### PROBLEM
Look below for the line with "Enumerate this screenshot's", then repeat it and all lines after it, exactly, minus any pictures.

[Data tied to figure images]
━━━

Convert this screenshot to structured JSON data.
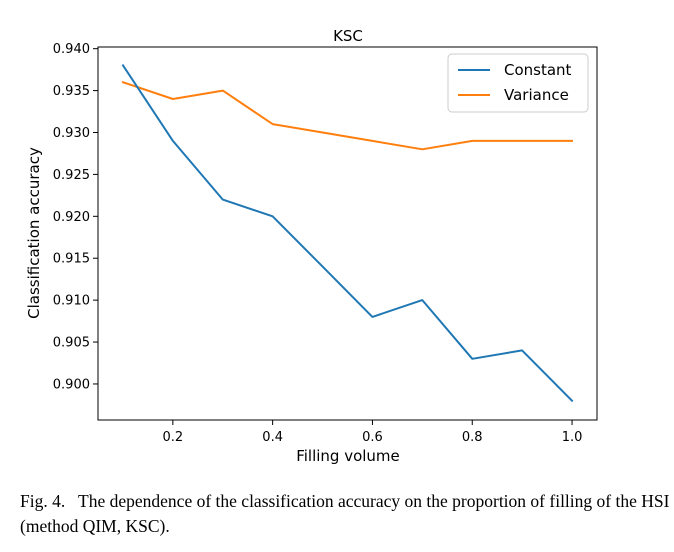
{
  "chart_data": {
    "type": "line",
    "title": "KSC",
    "xlabel": "Filling volume",
    "ylabel": "Classification accuracy",
    "xlim": [
      0.05,
      1.05
    ],
    "ylim": [
      0.8957,
      0.9402
    ],
    "x": [
      0.1,
      0.2,
      0.3,
      0.4,
      0.5,
      0.6,
      0.7,
      0.8,
      0.9,
      1.0
    ],
    "xticks": [
      0.2,
      0.4,
      0.6,
      0.8,
      1.0
    ],
    "xtick_labels": [
      "0.2",
      "0.4",
      "0.6",
      "0.8",
      "1.0"
    ],
    "yticks": [
      0.9,
      0.905,
      0.91,
      0.915,
      0.92,
      0.925,
      0.93,
      0.935,
      0.94
    ],
    "ytick_labels": [
      "0.900",
      "0.905",
      "0.910",
      "0.915",
      "0.920",
      "0.925",
      "0.930",
      "0.935",
      "0.940"
    ],
    "grid": false,
    "legend_position": "top-right",
    "series": [
      {
        "name": "Constant",
        "color": "#1f77b4",
        "values": [
          0.938,
          0.929,
          0.922,
          0.92,
          0.914,
          0.908,
          0.91,
          0.903,
          0.904,
          0.898
        ]
      },
      {
        "name": "Variance",
        "color": "#ff7f0e",
        "values": [
          0.936,
          0.934,
          0.935,
          0.931,
          0.93,
          0.929,
          0.928,
          0.929,
          0.929,
          0.929
        ]
      }
    ]
  },
  "caption": {
    "label": "Fig. 4.",
    "text": "The dependence of the classification accuracy on the proportion of filling of the HSI (method QIM, KSC)."
  }
}
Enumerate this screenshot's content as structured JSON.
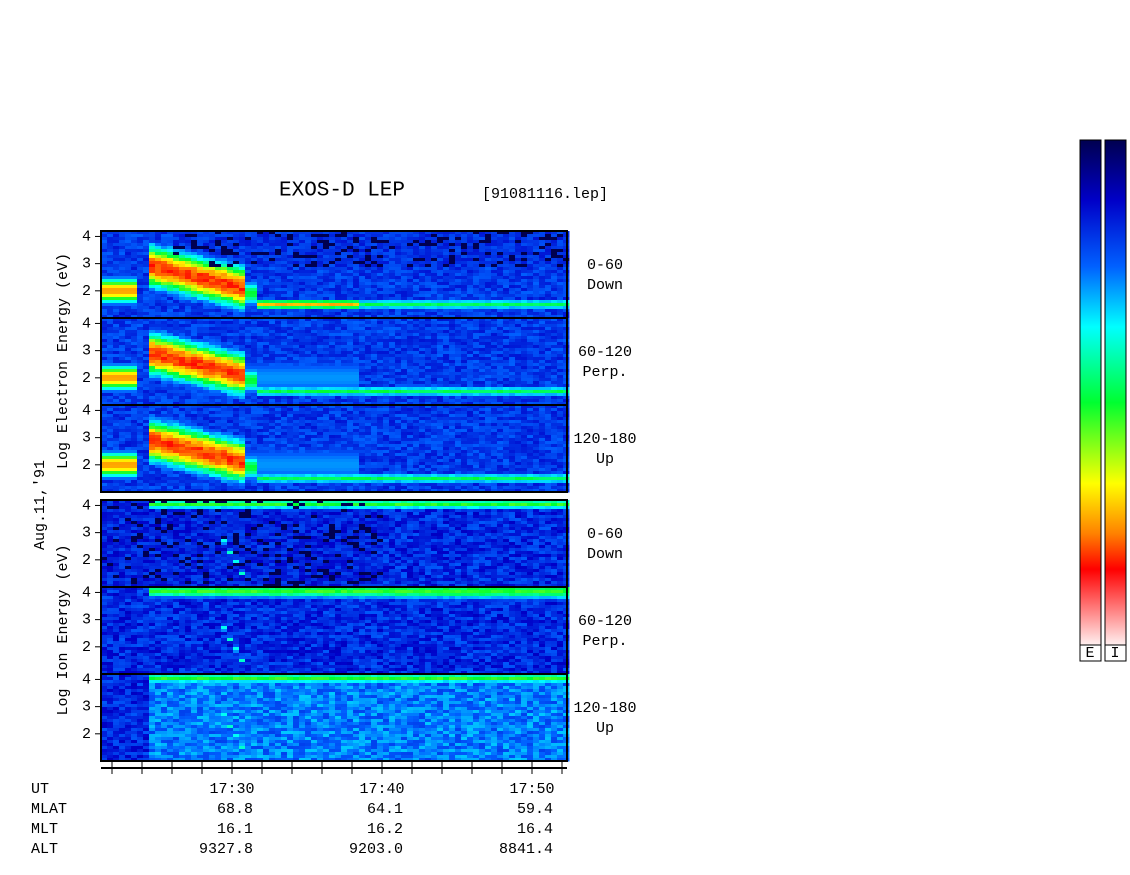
{
  "chart_data": {
    "type": "spectrogram",
    "title": "EXOS-D LEP",
    "subtitle": "[91081116.lep]",
    "date_label": "Aug.11,'91",
    "electron_axis_label": "Log Electron Energy (eV)",
    "ion_axis_label": "Log Ion Energy (eV)",
    "ylim": [
      1,
      4.2
    ],
    "yticks": [
      2,
      3,
      4
    ],
    "x_labels": [
      "17:30",
      "17:40",
      "17:50"
    ],
    "panels": [
      {
        "species": "electron",
        "angle": "0-60",
        "direction": "Down"
      },
      {
        "species": "electron",
        "angle": "60-120",
        "direction": "Perp."
      },
      {
        "species": "electron",
        "angle": "120-180",
        "direction": "Up"
      },
      {
        "species": "ion",
        "angle": "0-60",
        "direction": "Down"
      },
      {
        "species": "ion",
        "angle": "60-120",
        "direction": "Perp."
      },
      {
        "species": "ion",
        "angle": "120-180",
        "direction": "Up"
      }
    ],
    "orbit": [
      {
        "label": "UT",
        "values": []
      },
      {
        "label": "MLAT",
        "values": [
          "68.8",
          "64.1",
          "59.4"
        ]
      },
      {
        "label": "MLT",
        "values": [
          "16.1",
          "16.2",
          "16.4"
        ]
      },
      {
        "label": "ALT",
        "values": [
          "9327.8",
          "9203.0",
          "8841.4"
        ]
      }
    ],
    "colorbars": [
      "E",
      "I"
    ]
  }
}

━━━

### WRITTEN RESPONSE
Enumerate this screenshot's content as structured JSON.
{
  "chart_data": {
    "type": "spectrogram",
    "title": "EXOS-D LEP",
    "subtitle": "[91081116.lep]",
    "date_label": "Aug.11,'91",
    "electron_axis_label": "Log Electron Energy (eV)",
    "ion_axis_label": "Log Ion Energy (eV)",
    "ylim": [
      1,
      4.2
    ],
    "yticks": [
      2,
      3,
      4
    ],
    "x_labels": [
      "17:30",
      "17:40",
      "17:50"
    ],
    "panels": [
      {
        "species": "electron",
        "angle": "0-60",
        "direction": "Down"
      },
      {
        "species": "electron",
        "angle": "60-120",
        "direction": "Perp."
      },
      {
        "species": "electron",
        "angle": "120-180",
        "direction": "Up"
      },
      {
        "species": "ion",
        "angle": "0-60",
        "direction": "Down"
      },
      {
        "species": "ion",
        "angle": "60-120",
        "direction": "Perp."
      },
      {
        "species": "ion",
        "angle": "120-180",
        "direction": "Up"
      }
    ],
    "orbit": [
      {
        "label": "UT",
        "values": []
      },
      {
        "label": "MLAT",
        "values": [
          "68.8",
          "64.1",
          "59.4"
        ]
      },
      {
        "label": "MLT",
        "values": [
          "16.1",
          "16.2",
          "16.4"
        ]
      },
      {
        "label": "ALT",
        "values": [
          "9327.8",
          "9203.0",
          "8841.4"
        ]
      }
    ],
    "colorbars": [
      "E",
      "I"
    ]
  }
}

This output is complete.